SET PROBLEM ▸
The records should be written out in full, with nothing altered.

Dataset excerpt:

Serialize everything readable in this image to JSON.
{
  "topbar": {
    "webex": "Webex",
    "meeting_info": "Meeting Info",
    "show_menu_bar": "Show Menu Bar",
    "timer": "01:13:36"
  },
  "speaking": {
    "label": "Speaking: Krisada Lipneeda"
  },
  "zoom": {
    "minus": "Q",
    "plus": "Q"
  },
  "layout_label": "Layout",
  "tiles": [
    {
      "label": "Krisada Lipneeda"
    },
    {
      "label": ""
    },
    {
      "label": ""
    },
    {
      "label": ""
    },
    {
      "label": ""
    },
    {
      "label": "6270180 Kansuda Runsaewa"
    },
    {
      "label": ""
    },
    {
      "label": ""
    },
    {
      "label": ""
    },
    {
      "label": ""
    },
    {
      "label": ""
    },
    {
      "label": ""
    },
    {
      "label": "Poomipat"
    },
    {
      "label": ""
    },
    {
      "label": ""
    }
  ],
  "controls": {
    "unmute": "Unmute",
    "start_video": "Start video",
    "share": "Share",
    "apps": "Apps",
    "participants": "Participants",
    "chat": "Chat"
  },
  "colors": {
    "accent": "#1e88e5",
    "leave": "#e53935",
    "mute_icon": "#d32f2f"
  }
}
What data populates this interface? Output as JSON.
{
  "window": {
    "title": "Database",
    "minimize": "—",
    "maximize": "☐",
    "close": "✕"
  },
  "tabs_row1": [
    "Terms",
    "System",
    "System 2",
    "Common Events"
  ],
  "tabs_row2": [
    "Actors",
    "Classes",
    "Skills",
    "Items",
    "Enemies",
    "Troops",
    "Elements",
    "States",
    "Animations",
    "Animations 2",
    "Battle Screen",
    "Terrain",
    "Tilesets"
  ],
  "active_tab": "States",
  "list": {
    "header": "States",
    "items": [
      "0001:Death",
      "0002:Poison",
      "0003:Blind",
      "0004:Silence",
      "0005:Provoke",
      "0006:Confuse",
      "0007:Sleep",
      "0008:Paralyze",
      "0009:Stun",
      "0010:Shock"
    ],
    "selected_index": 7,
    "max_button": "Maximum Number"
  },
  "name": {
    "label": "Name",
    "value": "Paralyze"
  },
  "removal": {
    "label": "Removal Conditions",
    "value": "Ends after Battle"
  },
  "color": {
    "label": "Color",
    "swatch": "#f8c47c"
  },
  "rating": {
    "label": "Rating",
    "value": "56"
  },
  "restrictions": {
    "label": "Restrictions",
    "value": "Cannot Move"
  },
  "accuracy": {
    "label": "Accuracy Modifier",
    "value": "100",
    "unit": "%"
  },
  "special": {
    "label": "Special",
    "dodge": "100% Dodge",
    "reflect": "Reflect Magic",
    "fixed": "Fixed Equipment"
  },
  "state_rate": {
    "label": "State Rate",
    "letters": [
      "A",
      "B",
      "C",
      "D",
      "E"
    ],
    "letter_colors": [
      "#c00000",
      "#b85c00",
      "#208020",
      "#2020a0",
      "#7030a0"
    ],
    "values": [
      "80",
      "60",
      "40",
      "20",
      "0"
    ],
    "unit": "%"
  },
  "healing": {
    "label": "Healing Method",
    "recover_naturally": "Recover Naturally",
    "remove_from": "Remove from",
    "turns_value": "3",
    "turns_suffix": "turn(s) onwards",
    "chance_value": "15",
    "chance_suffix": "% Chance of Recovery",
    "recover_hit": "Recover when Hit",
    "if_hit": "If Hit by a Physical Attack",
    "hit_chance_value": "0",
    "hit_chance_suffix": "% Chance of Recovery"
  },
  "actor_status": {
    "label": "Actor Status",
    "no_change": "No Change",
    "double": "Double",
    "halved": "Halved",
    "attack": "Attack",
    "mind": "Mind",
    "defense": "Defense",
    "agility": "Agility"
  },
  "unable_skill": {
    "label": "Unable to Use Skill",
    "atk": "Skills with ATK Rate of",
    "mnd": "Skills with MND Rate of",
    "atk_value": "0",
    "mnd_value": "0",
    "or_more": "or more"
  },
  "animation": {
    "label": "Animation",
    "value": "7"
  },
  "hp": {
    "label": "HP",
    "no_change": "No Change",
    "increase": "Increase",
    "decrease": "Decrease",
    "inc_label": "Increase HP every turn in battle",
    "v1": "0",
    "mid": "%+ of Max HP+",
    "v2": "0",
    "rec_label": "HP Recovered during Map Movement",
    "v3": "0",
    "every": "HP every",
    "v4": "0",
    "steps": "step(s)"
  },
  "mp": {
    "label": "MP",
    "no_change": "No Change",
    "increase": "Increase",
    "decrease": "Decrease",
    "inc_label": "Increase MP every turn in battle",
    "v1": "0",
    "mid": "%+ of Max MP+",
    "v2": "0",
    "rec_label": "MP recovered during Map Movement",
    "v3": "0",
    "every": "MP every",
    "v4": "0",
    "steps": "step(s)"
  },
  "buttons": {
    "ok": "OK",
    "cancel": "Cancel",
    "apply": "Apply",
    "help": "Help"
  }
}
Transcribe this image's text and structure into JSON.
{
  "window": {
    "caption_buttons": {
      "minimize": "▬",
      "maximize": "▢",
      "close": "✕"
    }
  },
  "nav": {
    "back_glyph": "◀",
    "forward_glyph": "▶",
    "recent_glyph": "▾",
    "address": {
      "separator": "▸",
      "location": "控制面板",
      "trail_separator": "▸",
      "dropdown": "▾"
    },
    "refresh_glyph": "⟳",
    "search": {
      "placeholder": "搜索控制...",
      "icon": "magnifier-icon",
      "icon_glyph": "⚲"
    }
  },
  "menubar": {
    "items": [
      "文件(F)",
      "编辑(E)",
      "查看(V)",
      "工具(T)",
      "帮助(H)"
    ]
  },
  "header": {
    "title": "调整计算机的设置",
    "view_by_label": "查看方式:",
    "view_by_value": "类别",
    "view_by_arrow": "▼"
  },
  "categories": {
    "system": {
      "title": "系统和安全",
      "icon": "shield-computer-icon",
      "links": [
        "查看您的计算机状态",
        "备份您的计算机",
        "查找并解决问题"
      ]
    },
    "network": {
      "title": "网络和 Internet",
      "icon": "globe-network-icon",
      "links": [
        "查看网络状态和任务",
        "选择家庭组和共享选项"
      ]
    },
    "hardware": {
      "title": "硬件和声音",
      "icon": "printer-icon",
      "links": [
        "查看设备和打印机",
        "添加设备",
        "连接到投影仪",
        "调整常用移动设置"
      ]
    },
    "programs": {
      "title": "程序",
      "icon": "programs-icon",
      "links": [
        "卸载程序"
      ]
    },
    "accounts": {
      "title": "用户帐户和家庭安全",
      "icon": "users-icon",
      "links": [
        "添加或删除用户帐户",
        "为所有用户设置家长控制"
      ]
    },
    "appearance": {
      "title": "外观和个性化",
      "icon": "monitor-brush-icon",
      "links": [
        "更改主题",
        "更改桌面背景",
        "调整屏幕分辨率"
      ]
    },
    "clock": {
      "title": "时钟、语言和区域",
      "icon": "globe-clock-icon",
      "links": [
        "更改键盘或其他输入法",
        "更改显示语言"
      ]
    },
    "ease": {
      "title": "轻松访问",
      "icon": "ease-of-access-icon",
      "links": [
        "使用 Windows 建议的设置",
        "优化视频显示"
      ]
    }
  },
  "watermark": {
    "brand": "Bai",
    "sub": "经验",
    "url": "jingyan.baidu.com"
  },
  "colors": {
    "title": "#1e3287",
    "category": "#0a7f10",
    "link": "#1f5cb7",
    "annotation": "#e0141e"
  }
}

FINISHED EXERCISE ▸
Serialize everything readable in this image to JSON.
{
  "topbar": {
    "webex": "Webex",
    "meeting_info": "Meeting Info",
    "show_menu_bar": "Show Menu Bar",
    "timer": "01:13:36"
  },
  "speaking": {
    "label": "Speaking: Krisada Lipneeda"
  },
  "zoom": {
    "minus": "Q",
    "plus": "Q"
  },
  "layout_label": "Layout",
  "tiles": [
    {
      "label": "Krisada Lipneeda"
    },
    {
      "label": ""
    },
    {
      "label": ""
    },
    {
      "label": ""
    },
    {
      "label": ""
    },
    {
      "label": "6270180 Kansuda Runsaewa"
    },
    {
      "label": ""
    },
    {
      "label": ""
    },
    {
      "label": ""
    },
    {
      "label": ""
    },
    {
      "label": ""
    },
    {
      "label": ""
    },
    {
      "label": "Poomipat"
    },
    {
      "label": ""
    },
    {
      "label": ""
    }
  ],
  "controls": {
    "unmute": "Unmute",
    "start_video": "Start video",
    "share": "Share",
    "apps": "Apps",
    "participants": "Participants",
    "chat": "Chat"
  },
  "colors": {
    "accent": "#1e88e5",
    "leave": "#e53935",
    "mute_icon": "#d32f2f"
  }
}
What data populates this interface? Output as JSON.
{
  "window": {
    "title": "Database",
    "minimize": "—",
    "maximize": "☐",
    "close": "✕"
  },
  "tabs_row1": [
    "Terms",
    "System",
    "System 2",
    "Common Events"
  ],
  "tabs_row2": [
    "Actors",
    "Classes",
    "Skills",
    "Items",
    "Enemies",
    "Troops",
    "Elements",
    "States",
    "Animations",
    "Animations 2",
    "Battle Screen",
    "Terrain",
    "Tilesets"
  ],
  "active_tab": "States",
  "list": {
    "header": "States",
    "items": [
      "0001:Death",
      "0002:Poison",
      "0003:Blind",
      "0004:Silence",
      "0005:Provoke",
      "0006:Confuse",
      "0007:Sleep",
      "0008:Paralyze",
      "0009:Stun",
      "0010:Shock"
    ],
    "selected_index": 7,
    "max_button": "Maximum Number"
  },
  "name": {
    "label": "Name",
    "value": "Paralyze"
  },
  "removal": {
    "label": "Removal Conditions",
    "value": "Ends after Battle"
  },
  "color": {
    "label": "Color",
    "swatch": "#f8c47c"
  },
  "rating": {
    "label": "Rating",
    "value": "56"
  },
  "restrictions": {
    "label": "Restrictions",
    "value": "Cannot Move"
  },
  "accuracy": {
    "label": "Accuracy Modifier",
    "value": "100",
    "unit": "%"
  },
  "special": {
    "label": "Special",
    "dodge": "100% Dodge",
    "reflect": "Reflect Magic",
    "fixed": "Fixed Equipment"
  },
  "state_rate": {
    "label": "State Rate",
    "letters": [
      "A",
      "B",
      "C",
      "D",
      "E"
    ],
    "letter_colors": [
      "#c00000",
      "#b85c00",
      "#208020",
      "#2020a0",
      "#7030a0"
    ],
    "values": [
      "80",
      "60",
      "40",
      "20",
      "0"
    ],
    "unit": "%"
  },
  "healing": {
    "label": "Healing Method",
    "recover_naturally": "Recover Naturally",
    "remove_from": "Remove from",
    "turns_value": "3",
    "turns_suffix": "turn(s) onwards",
    "chance_value": "15",
    "chance_suffix": "% Chance of Recovery",
    "recover_hit": "Recover when Hit",
    "if_hit": "If Hit by a Physical Attack",
    "hit_chance_value": "0",
    "hit_chance_suffix": "% Chance of Recovery"
  },
  "actor_status": {
    "label": "Actor Status",
    "no_change": "No Change",
    "double": "Double",
    "halved": "Halved",
    "attack": "Attack",
    "mind": "Mind",
    "defense": "Defense",
    "agility": "Agility"
  },
  "unable_skill": {
    "label": "Unable to Use Skill",
    "atk": "Skills with ATK Rate of",
    "mnd": "Skills with MND Rate of",
    "atk_value": "0",
    "mnd_value": "0",
    "or_more": "or more"
  },
  "animation": {
    "label": "Animation",
    "value": "7"
  },
  "hp": {
    "label": "HP",
    "no_change": "No Change",
    "increase": "Increase",
    "decrease": "Decrease",
    "inc_label": "Increase HP every turn in battle",
    "v1": "0",
    "mid": "%+ of Max HP+",
    "v2": "0",
    "rec_label": "HP Recovered during Map Movement",
    "v3": "0",
    "every": "HP every",
    "v4": "0",
    "steps": "step(s)"
  },
  "mp": {
    "label": "MP",
    "no_change": "No Change",
    "increase": "Increase",
    "decrease": "Decrease",
    "inc_label": "Increase MP every turn in battle",
    "v1": "0",
    "mid": "%+ of Max MP+",
    "v2": "0",
    "rec_label": "MP recovered during Map Movement",
    "v3": "0",
    "every": "MP every",
    "v4": "0",
    "steps": "step(s)"
  },
  "buttons": {
    "ok": "OK",
    "cancel": "Cancel",
    "apply": "Apply",
    "help": "Help"
  }
}
Transcribe this image's text and structure into JSON.
{
  "window": {
    "caption_buttons": {
      "minimize": "▬",
      "maximize": "▢",
      "close": "✕"
    }
  },
  "nav": {
    "back_glyph": "◀",
    "forward_glyph": "▶",
    "recent_glyph": "▾",
    "address": {
      "separator": "▸",
      "location": "控制面板",
      "trail_separator": "▸",
      "dropdown": "▾"
    },
    "refresh_glyph": "⟳",
    "search": {
      "placeholder": "搜索控制...",
      "icon": "magnifier-icon",
      "icon_glyph": "⚲"
    }
  },
  "menubar": {
    "items": [
      "文件(F)",
      "编辑(E)",
      "查看(V)",
      "工具(T)",
      "帮助(H)"
    ]
  },
  "header": {
    "title": "调整计算机的设置",
    "view_by_label": "查看方式:",
    "view_by_value": "类别",
    "view_by_arrow": "▼"
  },
  "categories": {
    "system": {
      "title": "系统和安全",
      "icon": "shield-computer-icon",
      "links": [
        "查看您的计算机状态",
        "备份您的计算机",
        "查找并解决问题"
      ]
    },
    "network": {
      "title": "网络和 Internet",
      "icon": "globe-network-icon",
      "links": [
        "查看网络状态和任务",
        "选择家庭组和共享选项"
      ]
    },
    "hardware": {
      "title": "硬件和声音",
      "icon": "printer-icon",
      "links": [
        "查看设备和打印机",
        "添加设备",
        "连接到投影仪",
        "调整常用移动设置"
      ]
    },
    "programs": {
      "title": "程序",
      "icon": "programs-icon",
      "links": [
        "卸载程序"
      ]
    },
    "accounts": {
      "title": "用户帐户和家庭安全",
      "icon": "users-icon",
      "links": [
        "添加或删除用户帐户",
        "为所有用户设置家长控制"
      ]
    },
    "appearance": {
      "title": "外观和个性化",
      "icon": "monitor-brush-icon",
      "links": [
        "更改主题",
        "更改桌面背景",
        "调整屏幕分辨率"
      ]
    },
    "clock": {
      "title": "时钟、语言和区域",
      "icon": "globe-clock-icon",
      "links": [
        "更改键盘或其他输入法",
        "更改显示语言"
      ]
    },
    "ease": {
      "title": "轻松访问",
      "icon": "ease-of-access-icon",
      "links": [
        "使用 Windows 建议的设置",
        "优化视频显示"
      ]
    }
  },
  "watermark": {
    "brand": "Bai",
    "sub": "经验",
    "url": "jingyan.baidu.com"
  },
  "colors": {
    "title": "#1e3287",
    "category": "#0a7f10",
    "link": "#1f5cb7",
    "annotation": "#e0141e"
  }
}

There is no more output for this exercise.